======== Listed entries ========

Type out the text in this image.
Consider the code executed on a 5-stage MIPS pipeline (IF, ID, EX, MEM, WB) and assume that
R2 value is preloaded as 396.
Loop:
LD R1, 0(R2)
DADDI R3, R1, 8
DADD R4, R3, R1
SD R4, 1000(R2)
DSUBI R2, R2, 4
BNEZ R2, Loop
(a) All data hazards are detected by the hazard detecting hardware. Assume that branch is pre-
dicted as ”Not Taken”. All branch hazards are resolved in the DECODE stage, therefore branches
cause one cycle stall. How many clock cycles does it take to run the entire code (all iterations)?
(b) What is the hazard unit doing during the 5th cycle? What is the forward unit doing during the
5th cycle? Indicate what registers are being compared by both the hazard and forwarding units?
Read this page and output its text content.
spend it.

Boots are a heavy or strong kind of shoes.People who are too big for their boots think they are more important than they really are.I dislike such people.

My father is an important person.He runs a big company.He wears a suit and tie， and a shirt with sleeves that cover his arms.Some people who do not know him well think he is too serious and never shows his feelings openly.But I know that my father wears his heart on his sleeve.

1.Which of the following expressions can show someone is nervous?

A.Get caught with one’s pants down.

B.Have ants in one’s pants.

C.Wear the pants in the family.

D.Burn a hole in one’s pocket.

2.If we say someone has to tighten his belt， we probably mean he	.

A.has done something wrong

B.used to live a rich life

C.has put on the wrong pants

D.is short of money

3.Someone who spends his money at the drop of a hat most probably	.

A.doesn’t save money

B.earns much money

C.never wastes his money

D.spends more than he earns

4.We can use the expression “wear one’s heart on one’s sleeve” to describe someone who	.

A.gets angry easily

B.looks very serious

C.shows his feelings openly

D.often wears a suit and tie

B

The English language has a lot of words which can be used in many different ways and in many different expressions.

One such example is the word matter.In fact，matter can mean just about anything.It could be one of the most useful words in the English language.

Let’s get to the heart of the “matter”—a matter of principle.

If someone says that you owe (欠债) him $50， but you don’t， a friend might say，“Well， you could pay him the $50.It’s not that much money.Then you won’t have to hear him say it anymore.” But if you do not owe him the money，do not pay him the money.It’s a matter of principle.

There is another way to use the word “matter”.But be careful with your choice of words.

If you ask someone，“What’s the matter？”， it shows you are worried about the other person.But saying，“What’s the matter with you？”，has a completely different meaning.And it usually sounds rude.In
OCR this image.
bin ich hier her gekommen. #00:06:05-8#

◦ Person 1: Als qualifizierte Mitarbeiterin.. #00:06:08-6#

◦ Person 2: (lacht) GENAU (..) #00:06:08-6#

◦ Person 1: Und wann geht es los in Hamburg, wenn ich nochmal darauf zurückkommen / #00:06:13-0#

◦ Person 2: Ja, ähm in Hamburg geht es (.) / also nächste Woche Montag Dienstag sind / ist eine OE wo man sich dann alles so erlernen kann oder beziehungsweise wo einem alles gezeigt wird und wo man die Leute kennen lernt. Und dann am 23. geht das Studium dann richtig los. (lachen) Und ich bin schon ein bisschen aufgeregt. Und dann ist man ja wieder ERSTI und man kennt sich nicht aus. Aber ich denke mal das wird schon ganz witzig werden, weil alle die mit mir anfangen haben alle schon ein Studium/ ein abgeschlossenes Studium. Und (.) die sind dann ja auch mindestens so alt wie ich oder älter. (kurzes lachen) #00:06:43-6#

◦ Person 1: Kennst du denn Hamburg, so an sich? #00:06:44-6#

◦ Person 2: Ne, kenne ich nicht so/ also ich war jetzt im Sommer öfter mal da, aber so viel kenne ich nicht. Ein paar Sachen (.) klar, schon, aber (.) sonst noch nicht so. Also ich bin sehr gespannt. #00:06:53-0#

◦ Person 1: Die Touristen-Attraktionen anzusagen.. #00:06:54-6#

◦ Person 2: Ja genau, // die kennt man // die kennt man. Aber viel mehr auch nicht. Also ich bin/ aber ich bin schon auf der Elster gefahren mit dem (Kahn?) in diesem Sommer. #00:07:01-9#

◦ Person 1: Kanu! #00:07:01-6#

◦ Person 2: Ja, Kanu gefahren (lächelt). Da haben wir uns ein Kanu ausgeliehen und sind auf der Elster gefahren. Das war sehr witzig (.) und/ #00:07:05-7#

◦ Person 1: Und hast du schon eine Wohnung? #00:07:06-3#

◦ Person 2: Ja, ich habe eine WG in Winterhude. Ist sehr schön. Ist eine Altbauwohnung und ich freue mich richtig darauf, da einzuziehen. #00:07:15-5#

========

Work to be completed ▸ Extract every entry in the listing word for word.

Response to this task ▸
Type out the text in this image.
Consider the code executed on a 5-stage MIPS pipeline (IF, ID, EX, MEM, WB) and assume that
R2 value is preloaded as 396.
Loop:
LD R1, 0(R2)
DADDI R3, R1, 8
DADD R4, R3, R1
SD R4, 1000(R2)
DSUBI R2, R2, 4
BNEZ R2, Loop
(a) All data hazards are detected by the hazard detecting hardware. Assume that branch is pre-
dicted as ”Not Taken”. All branch hazards are resolved in the DECODE stage, therefore branches
cause one cycle stall. How many clock cycles does it take to run the entire code (all iterations)?
(b) What is the hazard unit doing during the 5th cycle? What is the forward unit doing during the
5th cycle? Indicate what registers are being compared by both the hazard and forwarding units?
Read this page and output its text content.
spend it.

Boots are a heavy or strong kind of shoes.People who are too big for their boots think they are more important than they really are.I dislike such people.

My father is an important person.He runs a big company.He wears a suit and tie， and a shirt with sleeves that cover his arms.Some people who do not know him well think he is too serious and never shows his feelings openly.But I know that my father wears his heart on his sleeve.

1.Which of the following expressions can show someone is nervous?

A.Get caught with one’s pants down.

B.Have ants in one’s pants.

C.Wear the pants in the family.

D.Burn a hole in one’s pocket.

2.If we say someone has to tighten his belt， we probably mean he	.

A.has done something wrong

B.used to live a rich life

C.has put on the wrong pants

D.is short of money

3.Someone who spends his money at the drop of a hat most probably	.

A.doesn’t save money

B.earns much money

C.never wastes his money

D.spends more than he earns

4.We can use the expression “wear one’s heart on one’s sleeve” to describe someone who	.

A.gets angry easily

B.looks very serious

C.shows his feelings openly

D.often wears a suit and tie

B

The English language has a lot of words which can be used in many different ways and in many different expressions.

One such example is the word matter.In fact，matter can mean just about anything.It could be one of the most useful words in the English language.

Let’s get to the heart of the “matter”—a matter of principle.

If someone says that you owe (欠债) him $50， but you don’t， a friend might say，“Well， you could pay him the $50.It’s not that much money.Then you won’t have to hear him say it anymore.” But if you do not owe him the money，do not pay him the money.It’s a matter of principle.

There is another way to use the word “matter”.But be careful with your choice of words.

If you ask someone，“What’s the matter？”， it shows you are worried about the other person.But saying，“What’s the matter with you？”，has a completely different meaning.And it usually sounds rude.In
OCR this image.
bin ich hier her gekommen. #00:06:05-8#

◦ Person 1: Als qualifizierte Mitarbeiterin.. #00:06:08-6#

◦ Person 2: (lacht) GENAU (..) #00:06:08-6#

◦ Person 1: Und wann geht es los in Hamburg, wenn ich nochmal darauf zurückkommen / #00:06:13-0#

◦ Person 2: Ja, ähm in Hamburg geht es (.) / also nächste Woche Montag Dienstag sind / ist eine OE wo man sich dann alles so erlernen kann oder beziehungsweise wo einem alles gezeigt wird und wo man die Leute kennen lernt. Und dann am 23. geht das Studium dann richtig los. (lachen) Und ich bin schon ein bisschen aufgeregt. Und dann ist man ja wieder ERSTI und man kennt sich nicht aus. Aber ich denke mal das wird schon ganz witzig werden, weil alle die mit mir anfangen haben alle schon ein Studium/ ein abgeschlossenes Studium. Und (.) die sind dann ja auch mindestens so alt wie ich oder älter. (kurzes lachen) #00:06:43-6#

◦ Person 1: Kennst du denn Hamburg, so an sich? #00:06:44-6#

◦ Person 2: Ne, kenne ich nicht so/ also ich war jetzt im Sommer öfter mal da, aber so viel kenne ich nicht. Ein paar Sachen (.) klar, schon, aber (.) sonst noch nicht so. Also ich bin sehr gespannt. #00:06:53-0#

◦ Person 1: Die Touristen-Attraktionen anzusagen.. #00:06:54-6#

◦ Person 2: Ja genau, // die kennt man // die kennt man. Aber viel mehr auch nicht. Also ich bin/ aber ich bin schon auf der Elster gefahren mit dem (Kahn?) in diesem Sommer. #00:07:01-9#

◦ Person 1: Kanu! #00:07:01-6#

◦ Person 2: Ja, Kanu gefahren (lächelt). Da haben wir uns ein Kanu ausgeliehen und sind auf der Elster gefahren. Das war sehr witzig (.) und/ #00:07:05-7#

◦ Person 1: Und hast du schon eine Wohnung? #00:07:06-3#

◦ Person 2: Ja, ich habe eine WG in Winterhude. Ist sehr schön. Ist eine Altbauwohnung und ich freue mich richtig darauf, da einzuziehen. #00:07:15-5#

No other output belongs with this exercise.